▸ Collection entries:
---+---

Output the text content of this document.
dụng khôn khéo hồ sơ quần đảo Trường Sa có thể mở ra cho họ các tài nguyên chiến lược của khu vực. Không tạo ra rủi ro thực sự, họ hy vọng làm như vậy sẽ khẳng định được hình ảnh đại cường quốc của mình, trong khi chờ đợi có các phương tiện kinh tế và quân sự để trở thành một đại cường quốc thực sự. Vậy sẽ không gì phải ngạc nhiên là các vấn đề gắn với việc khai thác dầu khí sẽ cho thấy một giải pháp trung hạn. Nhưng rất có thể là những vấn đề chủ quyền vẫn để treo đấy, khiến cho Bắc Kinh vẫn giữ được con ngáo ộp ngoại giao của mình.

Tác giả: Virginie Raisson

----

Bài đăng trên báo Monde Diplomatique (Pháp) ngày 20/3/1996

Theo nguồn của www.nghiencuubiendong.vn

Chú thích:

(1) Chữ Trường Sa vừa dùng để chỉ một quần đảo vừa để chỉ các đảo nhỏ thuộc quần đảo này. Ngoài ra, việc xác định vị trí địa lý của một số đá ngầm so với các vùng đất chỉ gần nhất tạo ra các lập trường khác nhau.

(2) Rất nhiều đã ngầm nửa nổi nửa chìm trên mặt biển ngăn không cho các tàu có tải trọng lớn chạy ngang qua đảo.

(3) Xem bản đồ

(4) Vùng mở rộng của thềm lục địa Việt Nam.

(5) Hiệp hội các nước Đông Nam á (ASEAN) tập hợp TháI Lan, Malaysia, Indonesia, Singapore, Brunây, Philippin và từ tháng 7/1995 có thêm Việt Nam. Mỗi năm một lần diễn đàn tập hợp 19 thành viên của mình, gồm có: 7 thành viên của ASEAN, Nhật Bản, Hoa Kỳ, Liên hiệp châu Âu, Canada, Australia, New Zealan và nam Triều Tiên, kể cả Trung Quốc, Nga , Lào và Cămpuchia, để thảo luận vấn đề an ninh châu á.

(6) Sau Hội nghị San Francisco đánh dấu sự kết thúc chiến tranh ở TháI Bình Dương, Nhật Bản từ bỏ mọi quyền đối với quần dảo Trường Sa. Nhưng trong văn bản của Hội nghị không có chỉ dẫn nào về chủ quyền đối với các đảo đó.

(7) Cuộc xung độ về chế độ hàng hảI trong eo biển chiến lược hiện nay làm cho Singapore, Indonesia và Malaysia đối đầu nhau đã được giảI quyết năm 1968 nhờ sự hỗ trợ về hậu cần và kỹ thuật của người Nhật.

---+---

▸ EXERCISE DESCRIPTION: Print all the data exactly.

▸ TASK OUTPUT:
Output the text content of this document.
dụng khôn khéo hồ sơ quần đảo Trường Sa có thể mở ra cho họ các tài nguyên chiến lược của khu vực. Không tạo ra rủi ro thực sự, họ hy vọng làm như vậy sẽ khẳng định được hình ảnh đại cường quốc của mình, trong khi chờ đợi có các phương tiện kinh tế và quân sự để trở thành một đại cường quốc thực sự. Vậy sẽ không gì phải ngạc nhiên là các vấn đề gắn với việc khai thác dầu khí sẽ cho thấy một giải pháp trung hạn. Nhưng rất có thể là những vấn đề chủ quyền vẫn để treo đấy, khiến cho Bắc Kinh vẫn giữ được con ngáo ộp ngoại giao của mình.

Tác giả: Virginie Raisson

----

Bài đăng trên báo Monde Diplomatique (Pháp) ngày 20/3/1996

Theo nguồn của www.nghiencuubiendong.vn

Chú thích:

(1) Chữ Trường Sa vừa dùng để chỉ một quần đảo vừa để chỉ các đảo nhỏ thuộc quần đảo này. Ngoài ra, việc xác định vị trí địa lý của một số đá ngầm so với các vùng đất chỉ gần nhất tạo ra các lập trường khác nhau.

(2) Rất nhiều đã ngầm nửa nổi nửa chìm trên mặt biển ngăn không cho các tàu có tải trọng lớn chạy ngang qua đảo.

(3) Xem bản đồ

(4) Vùng mở rộng của thềm lục địa Việt Nam.

(5) Hiệp hội các nước Đông Nam á (ASEAN) tập hợp TháI Lan, Malaysia, Indonesia, Singapore, Brunây, Philippin và từ tháng 7/1995 có thêm Việt Nam. Mỗi năm một lần diễn đàn tập hợp 19 thành viên của mình, gồm có: 7 thành viên của ASEAN, Nhật Bản, Hoa Kỳ, Liên hiệp châu Âu, Canada, Australia, New Zealan và nam Triều Tiên, kể cả Trung Quốc, Nga , Lào và Cămpuchia, để thảo luận vấn đề an ninh châu á.

(6) Sau Hội nghị San Francisco đánh dấu sự kết thúc chiến tranh ở TháI Bình Dương, Nhật Bản từ bỏ mọi quyền đối với quần dảo Trường Sa. Nhưng trong văn bản của Hội nghị không có chỉ dẫn nào về chủ quyền đối với các đảo đó.

(7) Cuộc xung độ về chế độ hàng hảI trong eo biển chiến lược hiện nay làm cho Singapore, Indonesia và Malaysia đối đầu nhau đã được giảI quyết năm 1968 nhờ sự hỗ trợ về hậu cần và kỹ thuật của người Nhật.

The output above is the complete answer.